> **What the exercise asks**: Write out the material exactly. Do not include the pictures.
+-------+
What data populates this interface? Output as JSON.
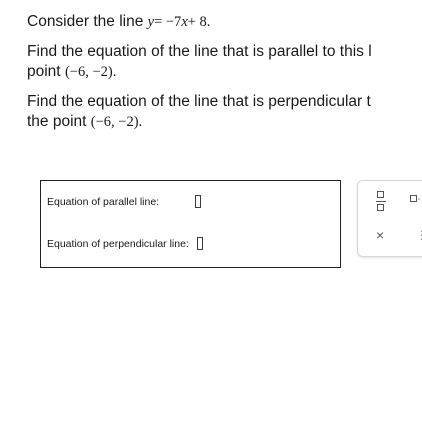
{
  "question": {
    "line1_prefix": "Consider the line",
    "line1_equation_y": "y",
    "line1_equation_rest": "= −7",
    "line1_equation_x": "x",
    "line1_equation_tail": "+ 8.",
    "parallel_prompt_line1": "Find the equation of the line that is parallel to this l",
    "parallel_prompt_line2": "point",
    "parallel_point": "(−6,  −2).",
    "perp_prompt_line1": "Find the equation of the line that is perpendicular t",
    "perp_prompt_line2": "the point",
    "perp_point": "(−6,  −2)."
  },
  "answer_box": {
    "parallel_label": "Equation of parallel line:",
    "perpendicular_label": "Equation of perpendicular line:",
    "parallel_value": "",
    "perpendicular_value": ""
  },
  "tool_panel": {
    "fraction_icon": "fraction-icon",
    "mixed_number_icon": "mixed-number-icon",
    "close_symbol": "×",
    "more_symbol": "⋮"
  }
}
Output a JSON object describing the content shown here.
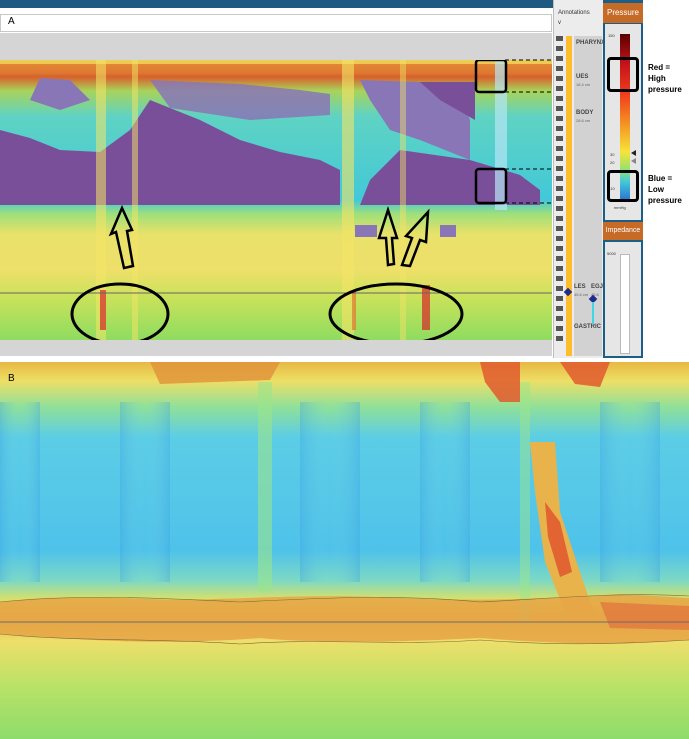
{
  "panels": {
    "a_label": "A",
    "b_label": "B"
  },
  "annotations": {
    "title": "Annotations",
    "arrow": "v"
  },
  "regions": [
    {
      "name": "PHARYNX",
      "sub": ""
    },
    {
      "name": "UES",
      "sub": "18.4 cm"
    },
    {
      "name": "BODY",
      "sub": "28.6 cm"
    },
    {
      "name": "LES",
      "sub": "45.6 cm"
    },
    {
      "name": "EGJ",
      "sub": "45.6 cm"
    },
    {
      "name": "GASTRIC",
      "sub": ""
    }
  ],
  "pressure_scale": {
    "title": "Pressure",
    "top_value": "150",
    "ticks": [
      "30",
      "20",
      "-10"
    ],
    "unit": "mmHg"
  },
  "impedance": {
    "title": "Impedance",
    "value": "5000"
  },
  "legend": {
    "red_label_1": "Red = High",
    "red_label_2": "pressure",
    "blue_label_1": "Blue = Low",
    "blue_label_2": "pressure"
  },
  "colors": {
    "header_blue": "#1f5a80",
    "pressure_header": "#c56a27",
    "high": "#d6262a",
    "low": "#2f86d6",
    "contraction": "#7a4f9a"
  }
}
+-------+
> **Complete response**:
What data populates this interface? Output as JSON.
{
  "question": {
    "line1_prefix": "Consider the line",
    "line1_equation_y": "y",
    "line1_equation_rest": "= −7",
    "line1_equation_x": "x",
    "line1_equation_tail": "+ 8.",
    "parallel_prompt_line1": "Find the equation of the line that is parallel to this l",
    "parallel_prompt_line2": "point",
    "parallel_point": "(−6,  −2).",
    "perp_prompt_line1": "Find the equation of the line that is perpendicular t",
    "perp_prompt_line2": "the point",
    "perp_point": "(−6,  −2)."
  },
  "answer_box": {
    "parallel_label": "Equation of parallel line:",
    "perpendicular_label": "Equation of perpendicular line:",
    "parallel_value": "",
    "perpendicular_value": ""
  },
  "tool_panel": {
    "fraction_icon": "fraction-icon",
    "mixed_number_icon": "mixed-number-icon",
    "close_symbol": "×",
    "more_symbol": "⋮"
  }
}
Output a JSON object describing the content shown here.
{
  "panels": {
    "a_label": "A",
    "b_label": "B"
  },
  "annotations": {
    "title": "Annotations",
    "arrow": "v"
  },
  "regions": [
    {
      "name": "PHARYNX",
      "sub": ""
    },
    {
      "name": "UES",
      "sub": "18.4 cm"
    },
    {
      "name": "BODY",
      "sub": "28.6 cm"
    },
    {
      "name": "LES",
      "sub": "45.6 cm"
    },
    {
      "name": "EGJ",
      "sub": "45.6 cm"
    },
    {
      "name": "GASTRIC",
      "sub": ""
    }
  ],
  "pressure_scale": {
    "title": "Pressure",
    "top_value": "150",
    "ticks": [
      "30",
      "20",
      "-10"
    ],
    "unit": "mmHg"
  },
  "impedance": {
    "title": "Impedance",
    "value": "5000"
  },
  "legend": {
    "red_label_1": "Red = High",
    "red_label_2": "pressure",
    "blue_label_1": "Blue = Low",
    "blue_label_2": "pressure"
  },
  "colors": {
    "header_blue": "#1f5a80",
    "pressure_header": "#c56a27",
    "high": "#d6262a",
    "low": "#2f86d6",
    "contraction": "#7a4f9a"
  }
}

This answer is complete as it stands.